REQUEST - Pick out all lines in the listing holding the string "горении" and copy them.
++++++++++
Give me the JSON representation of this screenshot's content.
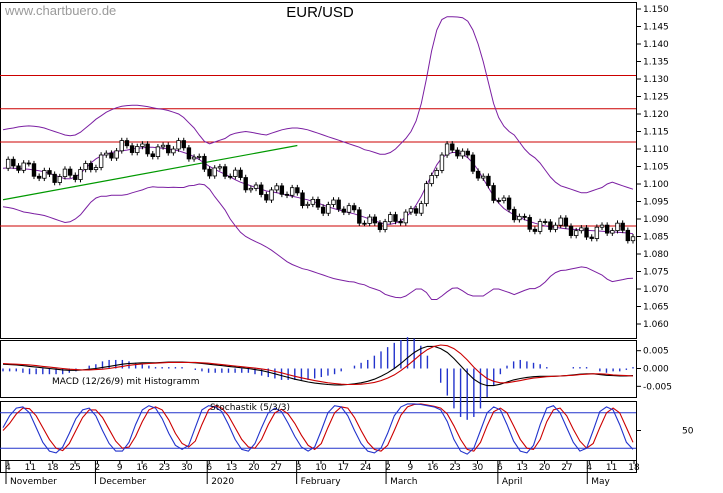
{
  "watermark": "www.chartbuero.de",
  "title": "EUR/USD",
  "colors": {
    "resistance": "#cc0000",
    "trendline": "#009900",
    "bollinger": "#7b1fa2",
    "candle_up": "#ffffff",
    "candle_down": "#000000",
    "macd_line": "#000000",
    "signal_line": "#cc0000",
    "histogram": "#2233cc",
    "stoch_k": "#2233cc",
    "stoch_d": "#cc0000",
    "grid": "#cfcfcf"
  },
  "chart_data": [
    {
      "type": "candlestick",
      "title": "EUR/USD",
      "ylim": [
        1.056,
        1.152
      ],
      "yticks": [
        "1.060",
        "1.065",
        "1.070",
        "1.075",
        "1.080",
        "1.085",
        "1.090",
        "1.095",
        "1.100",
        "1.105",
        "1.110",
        "1.115",
        "1.120",
        "1.125",
        "1.130",
        "1.135",
        "1.140",
        "1.145",
        "1.150"
      ],
      "horizontal_lines": [
        1.088,
        1.112,
        1.1215,
        1.131
      ],
      "trendline": [
        [
          0,
          1.0955
        ],
        [
          57,
          1.111
        ]
      ],
      "series": [
        {
          "name": "Upper Band",
          "values": [
            1.1155,
            1.1158,
            1.116,
            1.1163,
            1.1165,
            1.1166,
            1.1165,
            1.1163,
            1.116,
            1.1155,
            1.115,
            1.1145,
            1.114,
            1.1138,
            1.114,
            1.1148,
            1.116,
            1.1172,
            1.1185,
            1.1195,
            1.1205,
            1.1212,
            1.1218,
            1.1222,
            1.1224,
            1.1225,
            1.1225,
            1.1223,
            1.1221,
            1.1218,
            1.1215,
            1.1213,
            1.121,
            1.1205,
            1.12,
            1.119,
            1.1175,
            1.116,
            1.114,
            1.1122,
            1.1115,
            1.112,
            1.1125,
            1.113,
            1.114,
            1.1145,
            1.1148,
            1.115,
            1.1148,
            1.1145,
            1.1142,
            1.114,
            1.1145,
            1.115,
            1.1155,
            1.1158,
            1.116,
            1.116,
            1.1158,
            1.1155,
            1.115,
            1.1145,
            1.114,
            1.1135,
            1.113,
            1.1125,
            1.112,
            1.1115,
            1.111,
            1.1105,
            1.1098,
            1.1095,
            1.109,
            1.1085,
            1.1085,
            1.109,
            1.11,
            1.1115,
            1.113,
            1.115,
            1.118,
            1.123,
            1.13,
            1.138,
            1.144,
            1.147,
            1.1478,
            1.1478,
            1.1477,
            1.1475,
            1.1465,
            1.144,
            1.14,
            1.135,
            1.129,
            1.123,
            1.119,
            1.1165,
            1.115,
            1.114,
            1.112,
            1.11,
            1.1085,
            1.1075,
            1.106,
            1.104,
            1.102,
            1.1005,
            1.0995,
            1.099,
            1.0985,
            1.098,
            1.0975,
            1.0975,
            1.098,
            1.0985,
            1.099,
            1.1,
            1.1005,
            1.1,
            1.0995,
            1.099,
            1.0985
          ]
        },
        {
          "name": "Middle Band",
          "values": [
            1.1045,
            1.1046,
            1.1045,
            1.1044,
            1.1043,
            1.1042,
            1.104,
            1.1038,
            1.1035,
            1.103,
            1.1025,
            1.102,
            1.1015,
            1.1015,
            1.102,
            1.103,
            1.1045,
            1.106,
            1.1072,
            1.108,
            1.1085,
            1.109,
            1.1093,
            1.1095,
            1.1097,
            1.11,
            1.1102,
            1.1103,
            1.1105,
            1.1105,
            1.1103,
            1.1102,
            1.11,
            1.1098,
            1.1095,
            1.109,
            1.1085,
            1.1078,
            1.107,
            1.106,
            1.105,
            1.1042,
            1.1035,
            1.1028,
            1.102,
            1.1012,
            1.1005,
            1.1,
            1.0995,
            1.099,
            1.0985,
            1.098,
            1.0978,
            1.0975,
            1.0972,
            1.0968,
            1.0965,
            1.0962,
            1.0958,
            1.0955,
            1.095,
            1.0945,
            1.094,
            1.0935,
            1.093,
            1.0926,
            1.0922,
            1.0918,
            1.0915,
            1.091,
            1.0905,
            1.09,
            1.0895,
            1.089,
            1.0885,
            1.0885,
            1.0888,
            1.0895,
            1.0905,
            1.092,
            1.094,
            1.0965,
            1.0995,
            1.1025,
            1.1055,
            1.1075,
            1.1085,
            1.109,
            1.109,
            1.1085,
            1.1075,
            1.106,
            1.104,
            1.1015,
            1.099,
            1.0965,
            1.0945,
            1.093,
            1.092,
            1.0912,
            1.0905,
            1.0898,
            1.0893,
            1.0888,
            1.0884,
            1.088,
            1.0878,
            1.0876,
            1.0874,
            1.0872,
            1.0871,
            1.087,
            1.0869,
            1.0868,
            1.0867,
            1.0866,
            1.0865,
            1.0864,
            1.0863,
            1.0862,
            1.0861,
            1.086,
            1.0858
          ]
        },
        {
          "name": "Lower Band",
          "values": [
            1.0935,
            1.0933,
            1.093,
            1.0925,
            1.092,
            1.0918,
            1.0915,
            1.0913,
            1.091,
            1.0905,
            1.09,
            1.0895,
            1.089,
            1.0892,
            1.09,
            1.0912,
            1.093,
            1.0948,
            1.096,
            1.0965,
            1.0965,
            1.0968,
            1.0968,
            1.0968,
            1.097,
            1.0975,
            1.0979,
            1.0983,
            1.0989,
            1.0992,
            1.0991,
            1.0991,
            1.099,
            1.0991,
            1.099,
            1.099,
            1.0995,
            1.0996,
            1.1,
            1.0998,
            1.0985,
            1.0964,
            1.0945,
            1.0926,
            1.09,
            1.088,
            1.0862,
            1.085,
            1.0842,
            1.0835,
            1.0828,
            1.082,
            1.0811,
            1.08,
            1.0789,
            1.0778,
            1.077,
            1.0764,
            1.0758,
            1.0755,
            1.075,
            1.0745,
            1.074,
            1.0735,
            1.073,
            1.0727,
            1.0724,
            1.0721,
            1.072,
            1.0715,
            1.0712,
            1.0705,
            1.07,
            1.0695,
            1.0685,
            1.068,
            1.0676,
            1.0675,
            1.068,
            1.069,
            1.07,
            1.07,
            1.069,
            1.067,
            1.067,
            1.068,
            1.0692,
            1.0702,
            1.0703,
            1.0695,
            1.0685,
            1.068,
            1.068,
            1.068,
            1.069,
            1.07,
            1.07,
            1.0695,
            1.069,
            1.0684,
            1.069,
            1.0696,
            1.0701,
            1.0701,
            1.0708,
            1.072,
            1.0736,
            1.0747,
            1.0753,
            1.0754,
            1.0757,
            1.076,
            1.0763,
            1.0761,
            1.0754,
            1.0747,
            1.074,
            1.0728,
            1.0721,
            1.0724,
            1.0727,
            1.073,
            1.0731
          ]
        }
      ]
    },
    {
      "type": "line",
      "title": "MACD (12/26/9) mit Histogramm",
      "ylim": [
        -0.008,
        0.008
      ],
      "yticks": [
        "0.005",
        "0.000",
        "-0.005"
      ],
      "series": [
        {
          "name": "MACD",
          "values": [
            0.0012,
            0.0011,
            0.001,
            0.0008,
            0.0006,
            0.0004,
            0.0002,
            0.0,
            -0.0002,
            -0.0004,
            -0.0005,
            -0.0005,
            -0.0004,
            -0.0002,
            0.0,
            0.0003,
            0.0006,
            0.0009,
            0.0012,
            0.0014,
            0.0015,
            0.0016,
            0.0016,
            0.0016,
            0.0017,
            0.0018,
            0.0018,
            0.0018,
            0.0017,
            0.0016,
            0.0014,
            0.0012,
            0.001,
            0.0008,
            0.0006,
            0.0004,
            0.0002,
            0.0,
            -0.0003,
            -0.0006,
            -0.001,
            -0.0015,
            -0.002,
            -0.0025,
            -0.003,
            -0.0034,
            -0.0038,
            -0.0041,
            -0.0043,
            -0.0045,
            -0.0046,
            -0.0046,
            -0.0045,
            -0.0043,
            -0.004,
            -0.0036,
            -0.003,
            -0.0022,
            -0.0012,
            0.0,
            0.0014,
            0.003,
            0.0045,
            0.0056,
            0.0062,
            0.0062,
            0.0056,
            0.0045,
            0.0028,
            0.0008,
            -0.0012,
            -0.003,
            -0.0042,
            -0.0048,
            -0.0048,
            -0.0044,
            -0.0038,
            -0.0032,
            -0.0028,
            -0.0025,
            -0.0023,
            -0.0022,
            -0.0022,
            -0.0022,
            -0.0021,
            -0.002,
            -0.0018,
            -0.0016,
            -0.0015,
            -0.0015,
            -0.0017,
            -0.0019,
            -0.002,
            -0.0021,
            -0.0021,
            -0.002
          ]
        },
        {
          "name": "Signal",
          "values": [
            0.0014,
            0.0013,
            0.0012,
            0.0011,
            0.001,
            0.0008,
            0.0006,
            0.0004,
            0.0002,
            0.0,
            -0.0002,
            -0.0003,
            -0.0004,
            -0.0004,
            -0.0003,
            -0.0002,
            0.0,
            0.0003,
            0.0006,
            0.0009,
            0.0011,
            0.0013,
            0.0014,
            0.0015,
            0.0016,
            0.0017,
            0.0017,
            0.0017,
            0.0017,
            0.0017,
            0.0016,
            0.0015,
            0.0013,
            0.0011,
            0.0009,
            0.0007,
            0.0005,
            0.0003,
            0.0001,
            -0.0001,
            -0.0004,
            -0.0008,
            -0.0012,
            -0.0017,
            -0.0022,
            -0.0026,
            -0.003,
            -0.0034,
            -0.0037,
            -0.004,
            -0.0042,
            -0.0044,
            -0.0045,
            -0.0045,
            -0.0044,
            -0.0042,
            -0.0039,
            -0.0034,
            -0.0027,
            -0.0018,
            -0.0006,
            0.0008,
            0.0024,
            0.004,
            0.0053,
            0.0062,
            0.0066,
            0.0064,
            0.0056,
            0.0042,
            0.0024,
            0.0004,
            -0.0014,
            -0.0028,
            -0.0036,
            -0.004,
            -0.004,
            -0.0037,
            -0.0034,
            -0.003,
            -0.0027,
            -0.0025,
            -0.0023,
            -0.0022,
            -0.0021,
            -0.002,
            -0.0019,
            -0.0017,
            -0.0016,
            -0.0015,
            -0.0015,
            -0.0016,
            -0.0018,
            -0.0019,
            -0.002,
            -0.0021
          ]
        }
      ]
    },
    {
      "type": "line",
      "title": "Stochastik (5/3/3)",
      "ylim": [
        0,
        100
      ],
      "yticks": [
        "50"
      ],
      "reference_lines": [
        80,
        20
      ],
      "series": [
        {
          "name": "%K",
          "values": [
            55,
            75,
            88,
            90,
            80,
            55,
            30,
            15,
            12,
            22,
            45,
            70,
            85,
            88,
            75,
            50,
            28,
            15,
            15,
            30,
            60,
            85,
            92,
            88,
            70,
            45,
            25,
            18,
            25,
            55,
            85,
            92,
            90,
            82,
            60,
            35,
            18,
            15,
            28,
            55,
            80,
            88,
            82,
            62,
            40,
            22,
            15,
            22,
            50,
            80,
            92,
            90,
            75,
            50,
            28,
            15,
            12,
            20,
            45,
            75,
            90,
            95,
            95,
            94,
            92,
            90,
            85,
            65,
            35,
            15,
            10,
            20,
            50,
            80,
            90,
            85,
            60,
            32,
            15,
            12,
            25,
            60,
            88,
            92,
            80,
            55,
            30,
            15,
            20,
            50,
            82,
            90,
            85,
            60,
            30,
            18
          ]
        },
        {
          "name": "%D",
          "values": [
            50,
            62,
            78,
            88,
            87,
            75,
            55,
            35,
            20,
            16,
            28,
            50,
            72,
            85,
            85,
            72,
            52,
            32,
            20,
            22,
            40,
            65,
            85,
            90,
            85,
            68,
            45,
            28,
            22,
            32,
            60,
            85,
            92,
            88,
            75,
            55,
            35,
            22,
            20,
            35,
            60,
            80,
            86,
            78,
            62,
            42,
            25,
            18,
            28,
            55,
            80,
            90,
            88,
            72,
            50,
            30,
            18,
            15,
            25,
            50,
            76,
            90,
            94,
            95,
            93,
            91,
            88,
            78,
            58,
            35,
            18,
            15,
            30,
            58,
            82,
            88,
            80,
            58,
            35,
            20,
            18,
            35,
            65,
            85,
            88,
            75,
            52,
            32,
            20,
            28,
            55,
            80,
            88,
            80,
            55,
            30
          ]
        }
      ]
    }
  ],
  "x_axis": {
    "day_ticks": [
      "4",
      "11",
      "18",
      "25",
      "2",
      "9",
      "16",
      "23",
      "30",
      "6",
      "13",
      "20",
      "27",
      "3",
      "10",
      "17",
      "24",
      "2",
      "9",
      "16",
      "23",
      "30",
      "6",
      "13",
      "20",
      "27",
      "4",
      "11",
      "18"
    ],
    "month_labels": [
      "November",
      "December",
      "2020",
      "February",
      "March",
      "April",
      "May"
    ]
  }
}
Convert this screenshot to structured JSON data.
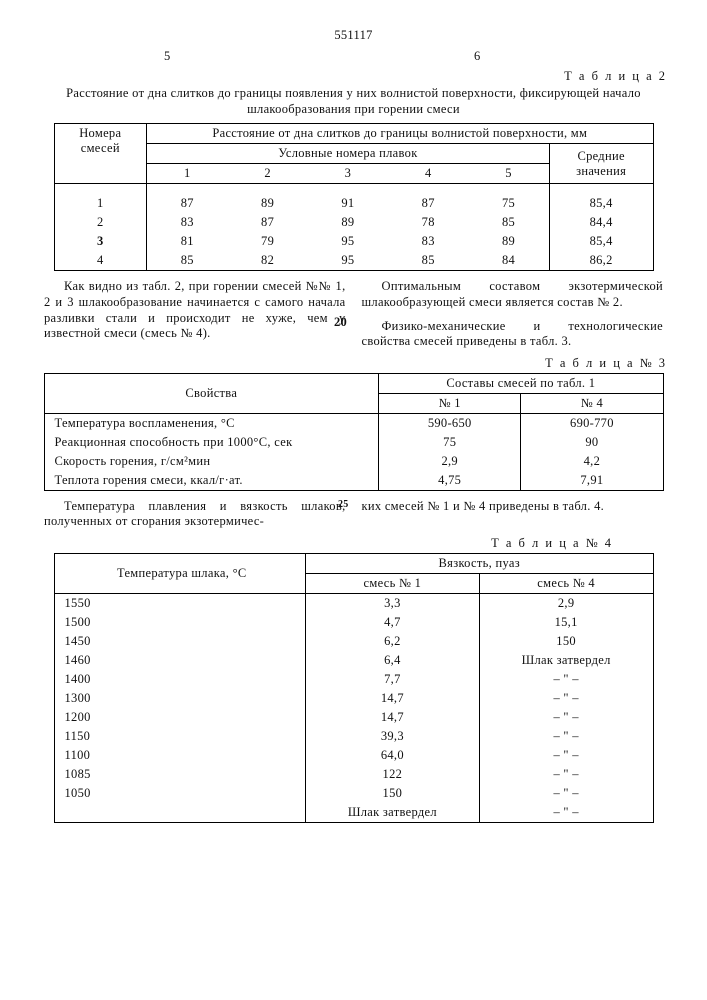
{
  "doc_number": "551117",
  "col5": "5",
  "col6": "6",
  "table2_label": "Т а б л и ц а   2",
  "table2_caption": "Расстояние от дна слитков до границы появления у них волнистой поверхности, фиксирующей начало шлакообразования при горении смеси",
  "t2": {
    "h_left": "Номера смесей",
    "h_right": "Расстояние от дна слитков до границы волнистой поверхности, мм",
    "h_sub_left": "Условные номера плавок",
    "h_sub_right": "Средние значения",
    "cols": [
      "1",
      "2",
      "3",
      "4",
      "5"
    ],
    "rows": [
      {
        "n": "1",
        "v": [
          "87",
          "89",
          "91",
          "87",
          "75"
        ],
        "avg": "85,4"
      },
      {
        "n": "2",
        "v": [
          "83",
          "87",
          "89",
          "78",
          "85"
        ],
        "avg": "84,4"
      },
      {
        "n": "3",
        "v": [
          "81",
          "79",
          "95",
          "83",
          "89"
        ],
        "avg": "85,4"
      },
      {
        "n": "4",
        "v": [
          "85",
          "82",
          "95",
          "85",
          "84"
        ],
        "avg": "86,2"
      }
    ]
  },
  "para_left1": "Как видно из табл. 2, при горении смесей №№ 1, 2 и 3 шлакообразование начинается с самого начала разливки стали и происходит не хуже, чем у известной смеси (смесь № 4).",
  "sidemark20": "20",
  "para_right1": "Оптимальным составом экзотермической шлакообразующей смеси является состав № 2.",
  "para_right2": "Физико-механические и технологические свойства смесей приведены в табл. 3.",
  "table3_label": "Т а б л и ц а   № 3",
  "t3": {
    "h_prop": "Свойства",
    "h_comp": "Составы смесей по табл. 1",
    "h_c1": "№ 1",
    "h_c2": "№ 4",
    "rows": [
      {
        "p": "Температура воспламенения, °С",
        "a": "590-650",
        "b": "690-770"
      },
      {
        "p": "Реакционная способность при 1000°С, сек",
        "a": "75",
        "b": "90"
      },
      {
        "p": "Скорость горения, г/см²мин",
        "a": "2,9",
        "b": "4,2"
      },
      {
        "p": "Теплота горения смеси, ккал/г·ат.",
        "a": "4,75",
        "b": "7,91"
      }
    ]
  },
  "para2_left": "Температура плавления и вязкость шлаков, полученных от сгорания экзотермичес-",
  "sidemark25": "25",
  "para2_right": "ких смесей № 1 и № 4 приведены в табл. 4.",
  "table4_label": "Т а б л и ц а   № 4",
  "t4": {
    "h_temp": "Температура шлака, °С",
    "h_visc": "Вязкость, пуаз",
    "h_m1": "смесь № 1",
    "h_m2": "смесь № 4",
    "rows": [
      {
        "t": "1550",
        "a": "3,3",
        "b": "2,9"
      },
      {
        "t": "1500",
        "a": "4,7",
        "b": "15,1"
      },
      {
        "t": "1450",
        "a": "6,2",
        "b": "150"
      },
      {
        "t": "1460",
        "a": "6,4",
        "b": "Шлак затвердел"
      },
      {
        "t": "1400",
        "a": "7,7",
        "b": "– \" –"
      },
      {
        "t": "1300",
        "a": "14,7",
        "b": "– \" –"
      },
      {
        "t": "1200",
        "a": "14,7",
        "b": "– \" –"
      },
      {
        "t": "1150",
        "a": "39,3",
        "b": "– \" –"
      },
      {
        "t": "1100",
        "a": "64,0",
        "b": "– \" –"
      },
      {
        "t": "1085",
        "a": "122",
        "b": "– \" –"
      },
      {
        "t": "1050",
        "a": "150",
        "b": "– \" –"
      },
      {
        "t": "",
        "a": "Шлак затвердел",
        "b": "– \" –"
      }
    ]
  }
}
++++++++++
EXERCISE OUTPUT -
  "table2_caption": "Расстояние от дна слитков до границы появления у них волнистой поверхности, фиксирующей начало шлакообразования при горении смеси",
  "para_left1": "Как видно из табл. 2, при горении смесей №№ 1, 2 и 3 шлакообразование начинается с самого начала разливки стали и происходит не хуже, чем у известной смеси (смесь № 4).",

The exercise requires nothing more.